**Saved entries**:
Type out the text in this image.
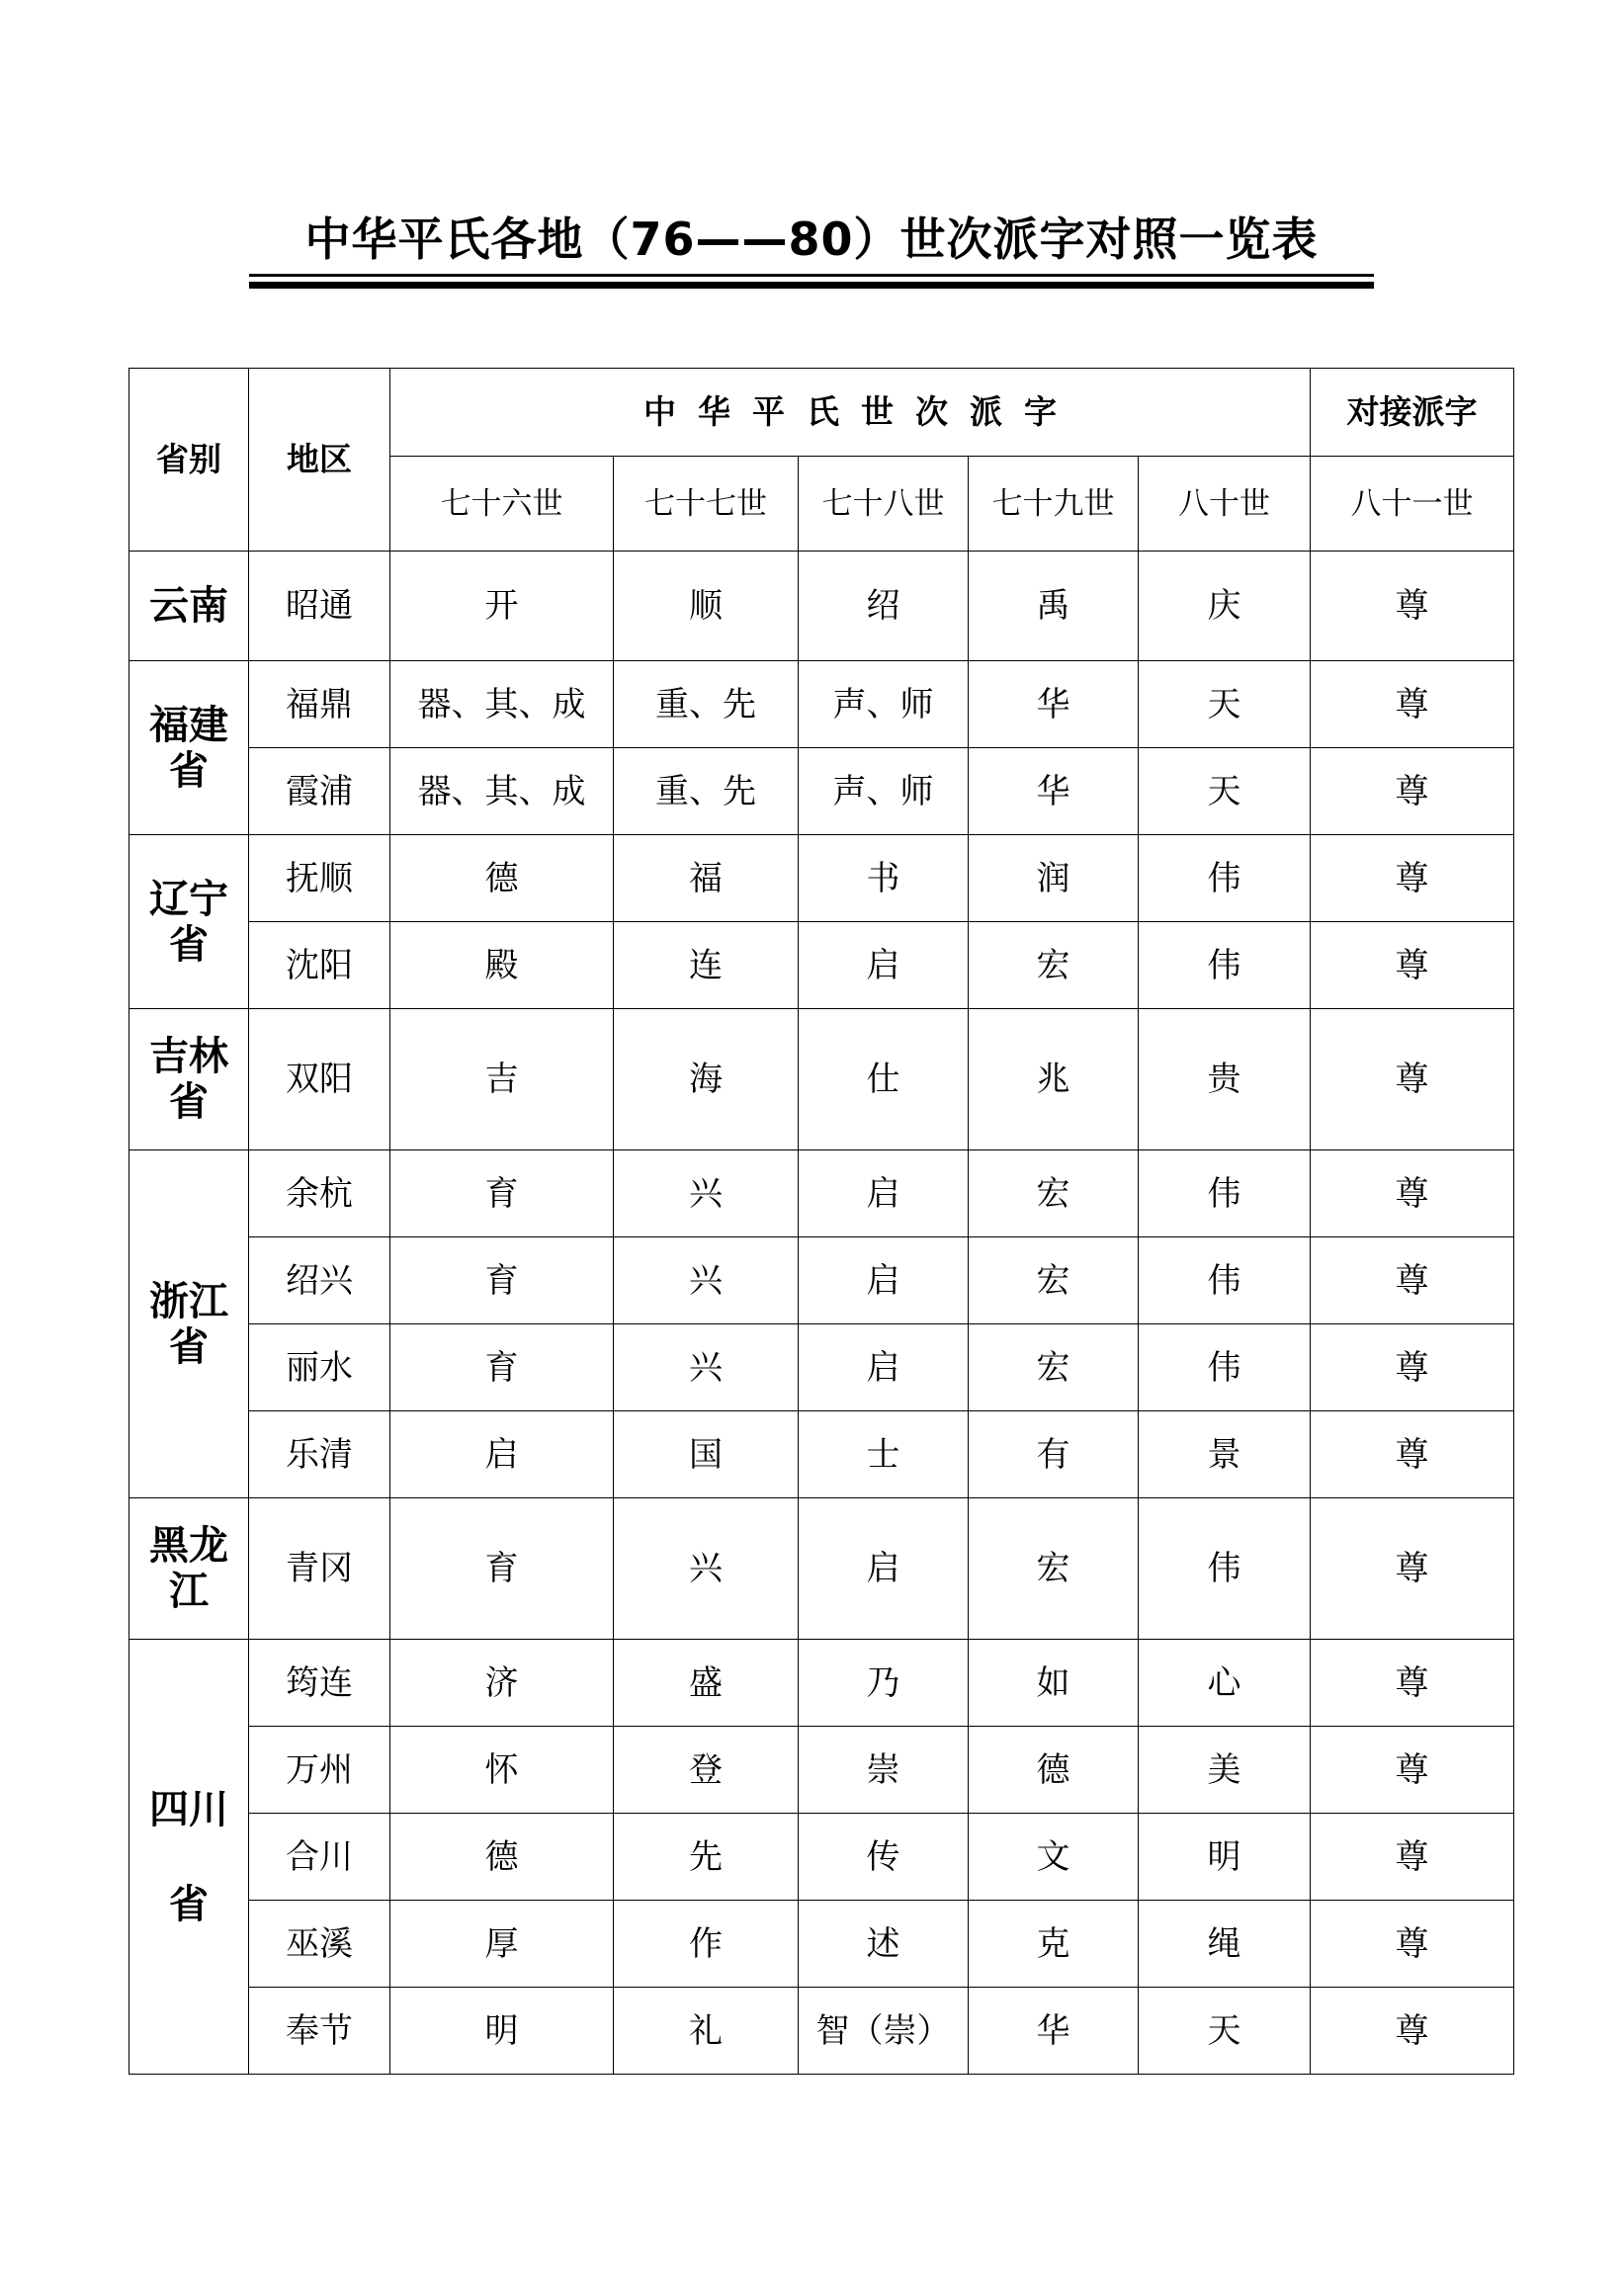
中华平氏各地（76——80）世次派字对照一览表
省别	地区	中华平氏世次派字					对接派字
		七十六世	七十七世	七十八世	七十九世	八十世	八十一世
云南	昭通	开	顺	绍	禹	庆	尊
福建省	福鼎	器、其、成	重、先	声、师	华	天	尊
	霞浦	器、其、成	重、先	声、师	华	天	尊
辽宁省	抚顺	德	福	书	润	伟	尊
	沈阳	殿	连	启	宏	伟	尊
吉林省	双阳	吉	海	仕	兆	贵	尊
浙江省	余杭	育	兴	启	宏	伟	尊
	绍兴	育	兴	启	宏	伟	尊
	丽水	育	兴	启	宏	伟	尊
	乐清	启	国	士	有	景	尊
黑龙江	青冈	育	兴	启	宏	伟	尊
四川省	筠连	济	盛	乃	如	心	尊
	万州	怀	登	崇	德	美	尊
	合川	德	先	传	文	明	尊
	巫溪	厚	作	述	克	绳	尊
	奉节	明	礼	智（崇）	华	天	尊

**PROBLEM STATEMENT**:
Leave out the pictures and copy every record above exactly.

**COMPLETED TASK**:
Type out the text in this image.
中华平氏各地（76——80）世次派字对照一览表
省别	地区	中华平氏世次派字					对接派字
		七十六世	七十七世	七十八世	七十九世	八十世	八十一世
云南	昭通	开	顺	绍	禹	庆	尊
福建省	福鼎	器、其、成	重、先	声、师	华	天	尊
	霞浦	器、其、成	重、先	声、师	华	天	尊
辽宁省	抚顺	德	福	书	润	伟	尊
	沈阳	殿	连	启	宏	伟	尊
吉林省	双阳	吉	海	仕	兆	贵	尊
浙江省	余杭	育	兴	启	宏	伟	尊
	绍兴	育	兴	启	宏	伟	尊
	丽水	育	兴	启	宏	伟	尊
	乐清	启	国	士	有	景	尊
黑龙江	青冈	育	兴	启	宏	伟	尊
四川省	筠连	济	盛	乃	如	心	尊
	万州	怀	登	崇	德	美	尊
	合川	德	先	传	文	明	尊
	巫溪	厚	作	述	克	绳	尊
	奉节	明	礼	智（崇）	华	天	尊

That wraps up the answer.